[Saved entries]
____________________

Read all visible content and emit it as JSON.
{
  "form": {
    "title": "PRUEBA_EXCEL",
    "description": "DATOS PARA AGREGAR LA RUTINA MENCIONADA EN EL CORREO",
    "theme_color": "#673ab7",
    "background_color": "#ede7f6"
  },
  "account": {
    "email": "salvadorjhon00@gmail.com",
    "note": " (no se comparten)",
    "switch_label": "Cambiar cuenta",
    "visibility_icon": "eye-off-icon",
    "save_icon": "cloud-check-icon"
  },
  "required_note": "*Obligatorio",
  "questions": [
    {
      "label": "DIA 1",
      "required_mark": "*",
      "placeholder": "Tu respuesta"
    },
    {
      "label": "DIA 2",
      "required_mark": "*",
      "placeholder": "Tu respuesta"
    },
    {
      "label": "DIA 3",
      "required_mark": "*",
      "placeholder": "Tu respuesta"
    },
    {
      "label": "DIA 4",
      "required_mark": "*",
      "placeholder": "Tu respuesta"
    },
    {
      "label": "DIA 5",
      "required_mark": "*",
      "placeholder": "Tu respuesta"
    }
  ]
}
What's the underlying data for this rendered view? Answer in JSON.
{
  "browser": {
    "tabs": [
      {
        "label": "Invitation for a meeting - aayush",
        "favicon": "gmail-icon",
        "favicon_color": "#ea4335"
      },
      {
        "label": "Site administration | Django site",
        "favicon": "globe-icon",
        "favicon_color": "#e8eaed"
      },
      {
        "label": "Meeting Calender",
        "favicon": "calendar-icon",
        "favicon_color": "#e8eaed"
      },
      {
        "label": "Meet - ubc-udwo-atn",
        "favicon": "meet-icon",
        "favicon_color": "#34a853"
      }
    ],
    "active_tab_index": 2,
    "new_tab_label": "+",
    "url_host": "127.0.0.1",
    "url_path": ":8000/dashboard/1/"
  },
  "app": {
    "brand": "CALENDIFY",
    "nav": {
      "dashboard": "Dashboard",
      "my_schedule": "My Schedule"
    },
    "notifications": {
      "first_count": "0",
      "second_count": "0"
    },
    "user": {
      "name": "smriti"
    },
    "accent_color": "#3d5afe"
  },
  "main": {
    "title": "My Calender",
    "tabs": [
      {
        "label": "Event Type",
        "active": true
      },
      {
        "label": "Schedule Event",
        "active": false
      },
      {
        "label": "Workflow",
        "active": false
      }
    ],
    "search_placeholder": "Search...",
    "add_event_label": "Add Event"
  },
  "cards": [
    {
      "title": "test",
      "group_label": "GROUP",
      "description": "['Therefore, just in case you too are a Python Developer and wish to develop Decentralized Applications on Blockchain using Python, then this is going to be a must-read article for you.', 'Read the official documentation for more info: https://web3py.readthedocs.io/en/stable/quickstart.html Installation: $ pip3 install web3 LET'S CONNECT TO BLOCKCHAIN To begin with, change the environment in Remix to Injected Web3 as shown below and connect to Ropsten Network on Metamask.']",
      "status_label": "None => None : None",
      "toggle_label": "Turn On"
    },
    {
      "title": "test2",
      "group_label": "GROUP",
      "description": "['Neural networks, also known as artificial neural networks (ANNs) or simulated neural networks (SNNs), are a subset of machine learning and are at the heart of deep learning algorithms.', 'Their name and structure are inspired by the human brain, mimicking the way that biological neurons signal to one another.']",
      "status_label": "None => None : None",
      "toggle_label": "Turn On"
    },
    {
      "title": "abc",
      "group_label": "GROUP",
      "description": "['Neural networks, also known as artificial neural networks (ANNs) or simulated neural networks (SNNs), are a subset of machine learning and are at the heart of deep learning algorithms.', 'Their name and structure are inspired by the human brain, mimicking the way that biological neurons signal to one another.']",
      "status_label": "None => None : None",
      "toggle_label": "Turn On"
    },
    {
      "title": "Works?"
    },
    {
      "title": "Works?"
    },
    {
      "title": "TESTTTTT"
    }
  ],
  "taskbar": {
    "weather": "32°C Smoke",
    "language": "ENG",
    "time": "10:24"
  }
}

____________________

**WORK TO BE COMPLETED:**
Write the data back out verbatim.

**WRITTEN SOLUTION:**
Read all visible content and emit it as JSON.
{
  "form": {
    "title": "PRUEBA_EXCEL",
    "description": "DATOS PARA AGREGAR LA RUTINA MENCIONADA EN EL CORREO",
    "theme_color": "#673ab7",
    "background_color": "#ede7f6"
  },
  "account": {
    "email": "salvadorjhon00@gmail.com",
    "note": " (no se comparten)",
    "switch_label": "Cambiar cuenta",
    "visibility_icon": "eye-off-icon",
    "save_icon": "cloud-check-icon"
  },
  "required_note": "*Obligatorio",
  "questions": [
    {
      "label": "DIA 1",
      "required_mark": "*",
      "placeholder": "Tu respuesta"
    },
    {
      "label": "DIA 2",
      "required_mark": "*",
      "placeholder": "Tu respuesta"
    },
    {
      "label": "DIA 3",
      "required_mark": "*",
      "placeholder": "Tu respuesta"
    },
    {
      "label": "DIA 4",
      "required_mark": "*",
      "placeholder": "Tu respuesta"
    },
    {
      "label": "DIA 5",
      "required_mark": "*",
      "placeholder": "Tu respuesta"
    }
  ]
}
What's the underlying data for this rendered view? Answer in JSON.
{
  "browser": {
    "tabs": [
      {
        "label": "Invitation for a meeting - aayush",
        "favicon": "gmail-icon",
        "favicon_color": "#ea4335"
      },
      {
        "label": "Site administration | Django site",
        "favicon": "globe-icon",
        "favicon_color": "#e8eaed"
      },
      {
        "label": "Meeting Calender",
        "favicon": "calendar-icon",
        "favicon_color": "#e8eaed"
      },
      {
        "label": "Meet - ubc-udwo-atn",
        "favicon": "meet-icon",
        "favicon_color": "#34a853"
      }
    ],
    "active_tab_index": 2,
    "new_tab_label": "+",
    "url_host": "127.0.0.1",
    "url_path": ":8000/dashboard/1/"
  },
  "app": {
    "brand": "CALENDIFY",
    "nav": {
      "dashboard": "Dashboard",
      "my_schedule": "My Schedule"
    },
    "notifications": {
      "first_count": "0",
      "second_count": "0"
    },
    "user": {
      "name": "smriti"
    },
    "accent_color": "#3d5afe"
  },
  "main": {
    "title": "My Calender",
    "tabs": [
      {
        "label": "Event Type",
        "active": true
      },
      {
        "label": "Schedule Event",
        "active": false
      },
      {
        "label": "Workflow",
        "active": false
      }
    ],
    "search_placeholder": "Search...",
    "add_event_label": "Add Event"
  },
  "cards": [
    {
      "title": "test",
      "group_label": "GROUP",
      "description": "['Therefore, just in case you too are a Python Developer and wish to develop Decentralized Applications on Blockchain using Python, then this is going to be a must-read article for you.', 'Read the official documentation for more info: https://web3py.readthedocs.io/en/stable/quickstart.html Installation: $ pip3 install web3 LET'S CONNECT TO BLOCKCHAIN To begin with, change the environment in Remix to Injected Web3 as shown below and connect to Ropsten Network on Metamask.']",
      "status_label": "None => None : None",
      "toggle_label": "Turn On"
    },
    {
      "title": "test2",
      "group_label": "GROUP",
      "description": "['Neural networks, also known as artificial neural networks (ANNs) or simulated neural networks (SNNs), are a subset of machine learning and are at the heart of deep learning algorithms.', 'Their name and structure are inspired by the human brain, mimicking the way that biological neurons signal to one another.']",
      "status_label": "None => None : None",
      "toggle_label": "Turn On"
    },
    {
      "title": "abc",
      "group_label": "GROUP",
      "description": "['Neural networks, also known as artificial neural networks (ANNs) or simulated neural networks (SNNs), are a subset of machine learning and are at the heart of deep learning algorithms.', 'Their name and structure are inspired by the human brain, mimicking the way that biological neurons signal to one another.']",
      "status_label": "None => None : None",
      "toggle_label": "Turn On"
    },
    {
      "title": "Works?"
    },
    {
      "title": "Works?"
    },
    {
      "title": "TESTTTTT"
    }
  ],
  "taskbar": {
    "weather": "32°C Smoke",
    "language": "ENG",
    "time": "10:24"
  }
}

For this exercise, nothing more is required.